[Stored entries]
=-=-=

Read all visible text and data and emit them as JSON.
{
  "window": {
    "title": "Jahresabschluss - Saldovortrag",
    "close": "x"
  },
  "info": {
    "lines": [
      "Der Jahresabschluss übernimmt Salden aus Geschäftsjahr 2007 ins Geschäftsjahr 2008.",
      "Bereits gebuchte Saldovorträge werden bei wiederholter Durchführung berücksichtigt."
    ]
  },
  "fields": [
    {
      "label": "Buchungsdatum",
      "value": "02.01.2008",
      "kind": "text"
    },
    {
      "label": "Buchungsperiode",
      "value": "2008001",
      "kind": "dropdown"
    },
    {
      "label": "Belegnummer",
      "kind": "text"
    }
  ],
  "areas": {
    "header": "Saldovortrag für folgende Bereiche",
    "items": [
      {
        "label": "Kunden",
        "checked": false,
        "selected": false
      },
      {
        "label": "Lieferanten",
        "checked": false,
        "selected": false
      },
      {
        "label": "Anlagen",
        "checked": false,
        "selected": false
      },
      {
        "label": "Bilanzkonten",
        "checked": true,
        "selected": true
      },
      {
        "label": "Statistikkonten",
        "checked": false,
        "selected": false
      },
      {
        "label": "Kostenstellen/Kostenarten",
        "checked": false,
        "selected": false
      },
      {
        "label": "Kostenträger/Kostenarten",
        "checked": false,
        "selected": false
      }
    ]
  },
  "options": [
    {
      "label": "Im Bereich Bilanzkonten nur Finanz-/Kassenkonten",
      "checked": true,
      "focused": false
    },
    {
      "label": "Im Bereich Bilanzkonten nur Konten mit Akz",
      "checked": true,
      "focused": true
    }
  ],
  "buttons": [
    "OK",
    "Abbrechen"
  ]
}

=-=-=

| The problem |
Return every entry exactly as given.

| Answer |
Read all visible text and data and emit them as JSON.
{
  "window": {
    "title": "Jahresabschluss - Saldovortrag",
    "close": "x"
  },
  "info": {
    "lines": [
      "Der Jahresabschluss übernimmt Salden aus Geschäftsjahr 2007 ins Geschäftsjahr 2008.",
      "Bereits gebuchte Saldovorträge werden bei wiederholter Durchführung berücksichtigt."
    ]
  },
  "fields": [
    {
      "label": "Buchungsdatum",
      "value": "02.01.2008",
      "kind": "text"
    },
    {
      "label": "Buchungsperiode",
      "value": "2008001",
      "kind": "dropdown"
    },
    {
      "label": "Belegnummer",
      "kind": "text"
    }
  ],
  "areas": {
    "header": "Saldovortrag für folgende Bereiche",
    "items": [
      {
        "label": "Kunden",
        "checked": false,
        "selected": false
      },
      {
        "label": "Lieferanten",
        "checked": false,
        "selected": false
      },
      {
        "label": "Anlagen",
        "checked": false,
        "selected": false
      },
      {
        "label": "Bilanzkonten",
        "checked": true,
        "selected": true
      },
      {
        "label": "Statistikkonten",
        "checked": false,
        "selected": false
      },
      {
        "label": "Kostenstellen/Kostenarten",
        "checked": false,
        "selected": false
      },
      {
        "label": "Kostenträger/Kostenarten",
        "checked": false,
        "selected": false
      }
    ]
  },
  "options": [
    {
      "label": "Im Bereich Bilanzkonten nur Finanz-/Kassenkonten",
      "checked": true,
      "focused": false
    },
    {
      "label": "Im Bereich Bilanzkonten nur Konten mit Akz",
      "checked": true,
      "focused": true
    }
  ],
  "buttons": [
    "OK",
    "Abbrechen"
  ]
}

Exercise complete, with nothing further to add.